- TASK DESCRIPTION: Look over the listing below and work out how many lines have the word "Vroegeling". Write only that number.

- SOURCE MATERIAL:
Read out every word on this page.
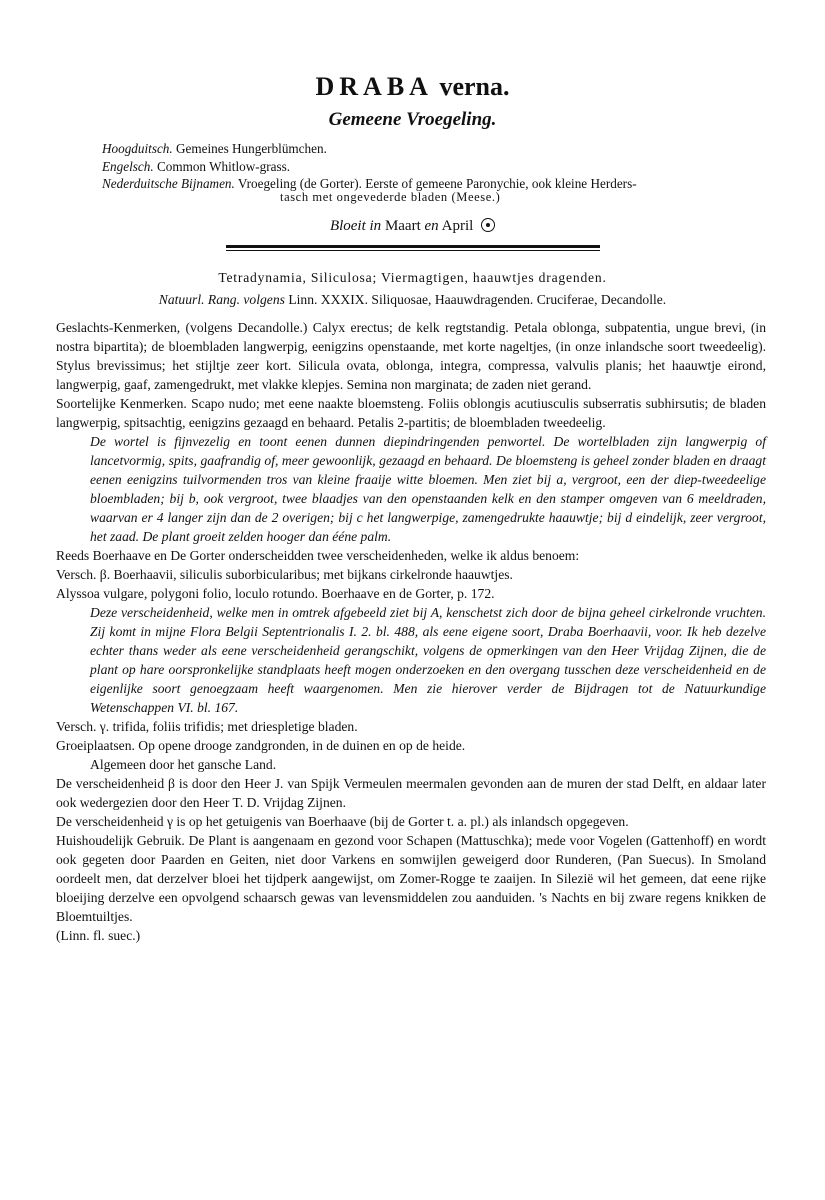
DRABA verna.
Gemeene Vroegeling.
Hoogduitsch. Gemeines Hungerblümchen.
Engelsch. Common Whitlow-grass.
Nederduitsche Bijnamen. Vroegeling (de Gorter). Eerste of gemeene Paronychie, ook kleine Herders-
tasch met ongevederde bladen (Meese.)
Bloeit in Maart en April
Tetradynamia, Siliculosa; Viermagtigen, haauwtjes dragenden.
Natuurl. Rang. volgens Linn. XXXIX. Siliquosae, Haauwdragenden. Cruciferae, Decandolle.

Geslachts-Kenmerken, (volgens Decandolle.) Calyx erectus; de kelk regtstandig. Petala oblonga, subpatentia, ungue brevi, (in nostra bipartita); de bloembladen langwerpig, eenigzins openstaande, met korte nageltjes, (in onze inlandsche soort tweedeelig). Stylus brevissimus; het stijltje zeer kort. Silicula ovata, oblonga, integra, compressa, valvulis planis; het haauwtje eirond, langwerpig, gaaf, zamengedrukt, met vlakke klepjes. Semina non marginata; de zaden niet gerand.

Soortelijke Kenmerken. Scapo nudo; met eene naakte bloemsteng. Foliis oblongis acutiusculis subserratis subhirsutis; de bladen langwerpig, spitsachtig, eenigzins gezaagd en behaard. Petalis 2-partitis; de bloembladen tweedeelig.

De wortel is fijnvezelig en toont eenen dunnen diepindringenden penwortel. De wortelbladen zijn langwerpig of lancetvormig, spits, gaafrandig of, meer gewoonlijk, gezaagd en behaard. De bloemsteng is geheel zonder bladen en draagt eenen eenigzins tuilvormenden tros van kleine fraaije witte bloemen. Men ziet bij a, vergroot, een der diep-tweedeelige bloembladen; bij b, ook vergroot, twee blaadjes van den openstaanden kelk en den stamper omgeven van 6 meeldraden, waarvan er 4 langer zijn dan de 2 overigen; bij c het langwerpige, zamengedrukte haauwtje; bij d eindelijk, zeer vergroot, het zaad. De plant groeit zelden hooger dan ééne palm.

Reeds Boerhaave en De Gorter onderscheidden twee verscheidenheden, welke ik aldus benoem:

Versch. β. Boerhaavii, siliculis suborbicularibus; met bijkans cirkelronde haauwtjes.

Alyssoa vulgare, polygoni folio, loculo rotundo. Boerhaave en de Gorter, p. 172.

Deze verscheidenheid, welke men in omtrek afgebeeld ziet bij A, kenschetst zich door de bijna geheel cirkelronde vruchten. Zij komt in mijne Flora Belgii Septentrionalis I. 2. bl. 488, als eene eigene soort, Draba Boerhaavii, voor. Ik heb dezelve echter thans weder als eene verscheidenheid gerangschikt, volgens de opmerkingen van den Heer Vrijdag Zijnen, die de plant op hare oorspronkelijke standplaats heeft mogen onderzoeken en den overgang tusschen deze verscheidenheid en de eigenlijke soort genoegzaam heeft waargenomen. Men zie hierover verder de Bijdragen tot de Natuurkundige Wetenschappen VI. bl. 167.

Versch. γ. trifida, foliis trifidis; met driespletige bladen.

Groeiplaatsen. Op opene drooge zandgronden, in de duinen en op de heide.

Algemeen door het gansche Land.

De verscheidenheid β is door den Heer J. van Spijk Vermeulen meermalen gevonden aan de muren der stad Delft, en aldaar later ook wedergezien door den Heer T. D. Vrijdag Zijnen.

De verscheidenheid γ is op het getuigenis van Boerhaave (bij de Gorter t. a. pl.) als inlandsch opgegeven.

Huishoudelijk Gebruik. De Plant is aangenaam en gezond voor Schapen (Mattuschka); mede voor Vogelen (Gattenhoff) en wordt ook gegeten door Paarden en Geiten, niet door Varkens en somwijlen geweigerd door Runderen, (Pan Suecus). In Smoland oordeelt men, dat derzelver bloei het tijdperk aangewijst, om Zomer-Rogge te zaaijen. In Silezië wil het gemeen, dat eene rijke bloeijing derzelve een opvolgend schaarsch gewas van levensmiddelen zou aanduiden. 's Nachts en bij zware regens knikken de Bloemtuiltjes.

(Linn. fl. suec.)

- ANSWER BELOW: 2